-- BEGIN --

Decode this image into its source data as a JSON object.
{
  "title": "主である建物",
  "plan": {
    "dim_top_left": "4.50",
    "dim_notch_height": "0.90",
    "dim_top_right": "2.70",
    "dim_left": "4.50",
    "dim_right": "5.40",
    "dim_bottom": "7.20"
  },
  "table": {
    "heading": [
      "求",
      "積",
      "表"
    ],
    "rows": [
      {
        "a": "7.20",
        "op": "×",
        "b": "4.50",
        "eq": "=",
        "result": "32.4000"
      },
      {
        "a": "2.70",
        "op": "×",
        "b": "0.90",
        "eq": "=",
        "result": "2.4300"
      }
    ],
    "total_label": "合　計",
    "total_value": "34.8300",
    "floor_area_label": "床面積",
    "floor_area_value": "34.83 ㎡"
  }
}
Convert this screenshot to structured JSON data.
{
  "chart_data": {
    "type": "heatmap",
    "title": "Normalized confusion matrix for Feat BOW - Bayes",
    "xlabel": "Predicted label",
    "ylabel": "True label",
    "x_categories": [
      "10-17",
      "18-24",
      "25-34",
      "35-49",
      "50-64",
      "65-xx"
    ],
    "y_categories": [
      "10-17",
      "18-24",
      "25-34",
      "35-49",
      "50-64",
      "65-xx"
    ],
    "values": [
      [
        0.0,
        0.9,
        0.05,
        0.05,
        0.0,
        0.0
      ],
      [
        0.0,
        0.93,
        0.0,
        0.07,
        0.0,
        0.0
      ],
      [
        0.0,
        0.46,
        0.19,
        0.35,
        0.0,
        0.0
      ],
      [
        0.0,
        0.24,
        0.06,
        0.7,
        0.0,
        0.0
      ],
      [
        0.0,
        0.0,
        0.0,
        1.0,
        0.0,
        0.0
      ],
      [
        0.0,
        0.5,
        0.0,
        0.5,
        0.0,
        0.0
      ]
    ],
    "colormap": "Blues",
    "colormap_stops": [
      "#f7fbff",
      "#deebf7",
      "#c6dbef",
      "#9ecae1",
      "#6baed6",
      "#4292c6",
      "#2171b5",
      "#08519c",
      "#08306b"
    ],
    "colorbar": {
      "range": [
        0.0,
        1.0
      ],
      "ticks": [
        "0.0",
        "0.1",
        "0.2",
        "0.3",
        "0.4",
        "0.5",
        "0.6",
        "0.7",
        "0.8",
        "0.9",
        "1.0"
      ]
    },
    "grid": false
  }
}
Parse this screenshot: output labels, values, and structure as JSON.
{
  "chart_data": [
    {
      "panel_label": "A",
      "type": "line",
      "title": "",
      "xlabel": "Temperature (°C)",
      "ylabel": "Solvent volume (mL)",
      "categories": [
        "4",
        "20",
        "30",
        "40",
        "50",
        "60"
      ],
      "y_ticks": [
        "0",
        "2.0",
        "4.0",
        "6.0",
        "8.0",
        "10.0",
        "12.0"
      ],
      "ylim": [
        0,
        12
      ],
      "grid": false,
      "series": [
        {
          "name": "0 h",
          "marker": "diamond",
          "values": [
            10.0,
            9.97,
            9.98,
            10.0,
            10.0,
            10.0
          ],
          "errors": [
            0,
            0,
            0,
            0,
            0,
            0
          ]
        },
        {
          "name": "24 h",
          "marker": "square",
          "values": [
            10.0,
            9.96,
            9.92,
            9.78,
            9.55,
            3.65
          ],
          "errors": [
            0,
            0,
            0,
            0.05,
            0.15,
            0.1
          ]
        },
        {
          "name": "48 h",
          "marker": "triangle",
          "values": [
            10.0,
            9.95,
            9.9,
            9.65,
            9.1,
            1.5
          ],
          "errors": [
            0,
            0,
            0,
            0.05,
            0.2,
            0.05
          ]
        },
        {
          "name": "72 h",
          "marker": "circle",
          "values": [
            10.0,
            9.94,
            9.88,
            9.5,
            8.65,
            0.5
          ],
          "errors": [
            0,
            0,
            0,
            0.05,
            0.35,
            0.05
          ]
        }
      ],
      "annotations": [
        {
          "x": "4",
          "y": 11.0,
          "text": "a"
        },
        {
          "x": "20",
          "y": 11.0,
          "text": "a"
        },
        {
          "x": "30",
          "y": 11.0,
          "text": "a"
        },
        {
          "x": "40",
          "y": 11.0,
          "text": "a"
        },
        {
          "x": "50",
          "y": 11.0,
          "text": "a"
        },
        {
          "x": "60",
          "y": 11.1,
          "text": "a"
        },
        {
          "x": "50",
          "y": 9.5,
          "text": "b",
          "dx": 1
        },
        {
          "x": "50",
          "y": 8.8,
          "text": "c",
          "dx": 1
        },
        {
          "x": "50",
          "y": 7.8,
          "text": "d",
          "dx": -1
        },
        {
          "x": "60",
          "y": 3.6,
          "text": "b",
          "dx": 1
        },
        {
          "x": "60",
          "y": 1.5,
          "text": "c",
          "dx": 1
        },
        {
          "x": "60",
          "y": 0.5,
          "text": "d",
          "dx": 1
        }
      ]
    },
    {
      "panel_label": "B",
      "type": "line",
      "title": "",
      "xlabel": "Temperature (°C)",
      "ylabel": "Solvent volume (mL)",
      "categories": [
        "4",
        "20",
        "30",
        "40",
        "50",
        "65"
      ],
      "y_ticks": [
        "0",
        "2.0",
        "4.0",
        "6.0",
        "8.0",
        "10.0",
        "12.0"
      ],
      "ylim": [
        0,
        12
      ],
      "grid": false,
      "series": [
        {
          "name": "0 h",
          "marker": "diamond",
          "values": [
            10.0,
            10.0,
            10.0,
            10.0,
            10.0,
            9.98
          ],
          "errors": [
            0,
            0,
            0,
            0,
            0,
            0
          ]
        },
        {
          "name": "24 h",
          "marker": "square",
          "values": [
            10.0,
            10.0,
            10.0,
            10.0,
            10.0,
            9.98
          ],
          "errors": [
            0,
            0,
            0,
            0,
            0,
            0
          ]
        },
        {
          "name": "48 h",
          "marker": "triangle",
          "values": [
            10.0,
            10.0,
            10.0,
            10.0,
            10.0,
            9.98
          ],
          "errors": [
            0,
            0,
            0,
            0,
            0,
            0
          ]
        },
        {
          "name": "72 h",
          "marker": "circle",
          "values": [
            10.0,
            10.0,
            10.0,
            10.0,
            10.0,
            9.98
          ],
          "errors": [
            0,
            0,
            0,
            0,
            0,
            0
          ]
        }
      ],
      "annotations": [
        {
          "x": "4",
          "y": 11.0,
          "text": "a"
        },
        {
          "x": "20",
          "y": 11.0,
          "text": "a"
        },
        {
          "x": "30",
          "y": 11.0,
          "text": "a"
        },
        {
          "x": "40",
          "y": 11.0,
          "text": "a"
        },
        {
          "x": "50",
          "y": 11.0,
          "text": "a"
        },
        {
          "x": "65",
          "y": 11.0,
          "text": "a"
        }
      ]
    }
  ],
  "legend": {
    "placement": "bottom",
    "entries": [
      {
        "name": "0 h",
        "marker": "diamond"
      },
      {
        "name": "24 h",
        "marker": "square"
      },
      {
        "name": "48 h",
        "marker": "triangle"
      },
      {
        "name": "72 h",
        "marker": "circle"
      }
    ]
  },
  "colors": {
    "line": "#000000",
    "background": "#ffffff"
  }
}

-- END --

● What is asked: Output every line above without altering anything.

● Output for this exercise:
Decode this image into its source data as a JSON object.
{
  "title": "主である建物",
  "plan": {
    "dim_top_left": "4.50",
    "dim_notch_height": "0.90",
    "dim_top_right": "2.70",
    "dim_left": "4.50",
    "dim_right": "5.40",
    "dim_bottom": "7.20"
  },
  "table": {
    "heading": [
      "求",
      "積",
      "表"
    ],
    "rows": [
      {
        "a": "7.20",
        "op": "×",
        "b": "4.50",
        "eq": "=",
        "result": "32.4000"
      },
      {
        "a": "2.70",
        "op": "×",
        "b": "0.90",
        "eq": "=",
        "result": "2.4300"
      }
    ],
    "total_label": "合　計",
    "total_value": "34.8300",
    "floor_area_label": "床面積",
    "floor_area_value": "34.83 ㎡"
  }
}
Convert this screenshot to structured JSON data.
{
  "chart_data": {
    "type": "heatmap",
    "title": "Normalized confusion matrix for Feat BOW - Bayes",
    "xlabel": "Predicted label",
    "ylabel": "True label",
    "x_categories": [
      "10-17",
      "18-24",
      "25-34",
      "35-49",
      "50-64",
      "65-xx"
    ],
    "y_categories": [
      "10-17",
      "18-24",
      "25-34",
      "35-49",
      "50-64",
      "65-xx"
    ],
    "values": [
      [
        0.0,
        0.9,
        0.05,
        0.05,
        0.0,
        0.0
      ],
      [
        0.0,
        0.93,
        0.0,
        0.07,
        0.0,
        0.0
      ],
      [
        0.0,
        0.46,
        0.19,
        0.35,
        0.0,
        0.0
      ],
      [
        0.0,
        0.24,
        0.06,
        0.7,
        0.0,
        0.0
      ],
      [
        0.0,
        0.0,
        0.0,
        1.0,
        0.0,
        0.0
      ],
      [
        0.0,
        0.5,
        0.0,
        0.5,
        0.0,
        0.0
      ]
    ],
    "colormap": "Blues",
    "colormap_stops": [
      "#f7fbff",
      "#deebf7",
      "#c6dbef",
      "#9ecae1",
      "#6baed6",
      "#4292c6",
      "#2171b5",
      "#08519c",
      "#08306b"
    ],
    "colorbar": {
      "range": [
        0.0,
        1.0
      ],
      "ticks": [
        "0.0",
        "0.1",
        "0.2",
        "0.3",
        "0.4",
        "0.5",
        "0.6",
        "0.7",
        "0.8",
        "0.9",
        "1.0"
      ]
    },
    "grid": false
  }
}
Parse this screenshot: output labels, values, and structure as JSON.
{
  "chart_data": [
    {
      "panel_label": "A",
      "type": "line",
      "title": "",
      "xlabel": "Temperature (°C)",
      "ylabel": "Solvent volume (mL)",
      "categories": [
        "4",
        "20",
        "30",
        "40",
        "50",
        "60"
      ],
      "y_ticks": [
        "0",
        "2.0",
        "4.0",
        "6.0",
        "8.0",
        "10.0",
        "12.0"
      ],
      "ylim": [
        0,
        12
      ],
      "grid": false,
      "series": [
        {
          "name": "0 h",
          "marker": "diamond",
          "values": [
            10.0,
            9.97,
            9.98,
            10.0,
            10.0,
            10.0
          ],
          "errors": [
            0,
            0,
            0,
            0,
            0,
            0
          ]
        },
        {
          "name": "24 h",
          "marker": "square",
          "values": [
            10.0,
            9.96,
            9.92,
            9.78,
            9.55,
            3.65
          ],
          "errors": [
            0,
            0,
            0,
            0.05,
            0.15,
            0.1
          ]
        },
        {
          "name": "48 h",
          "marker": "triangle",
          "values": [
            10.0,
            9.95,
            9.9,
            9.65,
            9.1,
            1.5
          ],
          "errors": [
            0,
            0,
            0,
            0.05,
            0.2,
            0.05
          ]
        },
        {
          "name": "72 h",
          "marker": "circle",
          "values": [
            10.0,
            9.94,
            9.88,
            9.5,
            8.65,
            0.5
          ],
          "errors": [
            0,
            0,
            0,
            0.05,
            0.35,
            0.05
          ]
        }
      ],
      "annotations": [
        {
          "x": "4",
          "y": 11.0,
          "text": "a"
        },
        {
          "x": "20",
          "y": 11.0,
          "text": "a"
        },
        {
          "x": "30",
          "y": 11.0,
          "text": "a"
        },
        {
          "x": "40",
          "y": 11.0,
          "text": "a"
        },
        {
          "x": "50",
          "y": 11.0,
          "text": "a"
        },
        {
          "x": "60",
          "y": 11.1,
          "text": "a"
        },
        {
          "x": "50",
          "y": 9.5,
          "text": "b",
          "dx": 1
        },
        {
          "x": "50",
          "y": 8.8,
          "text": "c",
          "dx": 1
        },
        {
          "x": "50",
          "y": 7.8,
          "text": "d",
          "dx": -1
        },
        {
          "x": "60",
          "y": 3.6,
          "text": "b",
          "dx": 1
        },
        {
          "x": "60",
          "y": 1.5,
          "text": "c",
          "dx": 1
        },
        {
          "x": "60",
          "y": 0.5,
          "text": "d",
          "dx": 1
        }
      ]
    },
    {
      "panel_label": "B",
      "type": "line",
      "title": "",
      "xlabel": "Temperature (°C)",
      "ylabel": "Solvent volume (mL)",
      "categories": [
        "4",
        "20",
        "30",
        "40",
        "50",
        "65"
      ],
      "y_ticks": [
        "0",
        "2.0",
        "4.0",
        "6.0",
        "8.0",
        "10.0",
        "12.0"
      ],
      "ylim": [
        0,
        12
      ],
      "grid": false,
      "series": [
        {
          "name": "0 h",
          "marker": "diamond",
          "values": [
            10.0,
            10.0,
            10.0,
            10.0,
            10.0,
            9.98
          ],
          "errors": [
            0,
            0,
            0,
            0,
            0,
            0
          ]
        },
        {
          "name": "24 h",
          "marker": "square",
          "values": [
            10.0,
            10.0,
            10.0,
            10.0,
            10.0,
            9.98
          ],
          "errors": [
            0,
            0,
            0,
            0,
            0,
            0
          ]
        },
        {
          "name": "48 h",
          "marker": "triangle",
          "values": [
            10.0,
            10.0,
            10.0,
            10.0,
            10.0,
            9.98
          ],
          "errors": [
            0,
            0,
            0,
            0,
            0,
            0
          ]
        },
        {
          "name": "72 h",
          "marker": "circle",
          "values": [
            10.0,
            10.0,
            10.0,
            10.0,
            10.0,
            9.98
          ],
          "errors": [
            0,
            0,
            0,
            0,
            0,
            0
          ]
        }
      ],
      "annotations": [
        {
          "x": "4",
          "y": 11.0,
          "text": "a"
        },
        {
          "x": "20",
          "y": 11.0,
          "text": "a"
        },
        {
          "x": "30",
          "y": 11.0,
          "text": "a"
        },
        {
          "x": "40",
          "y": 11.0,
          "text": "a"
        },
        {
          "x": "50",
          "y": 11.0,
          "text": "a"
        },
        {
          "x": "65",
          "y": 11.0,
          "text": "a"
        }
      ]
    }
  ],
  "legend": {
    "placement": "bottom",
    "entries": [
      {
        "name": "0 h",
        "marker": "diamond"
      },
      {
        "name": "24 h",
        "marker": "square"
      },
      {
        "name": "48 h",
        "marker": "triangle"
      },
      {
        "name": "72 h",
        "marker": "circle"
      }
    ]
  },
  "colors": {
    "line": "#000000",
    "background": "#ffffff"
  }
}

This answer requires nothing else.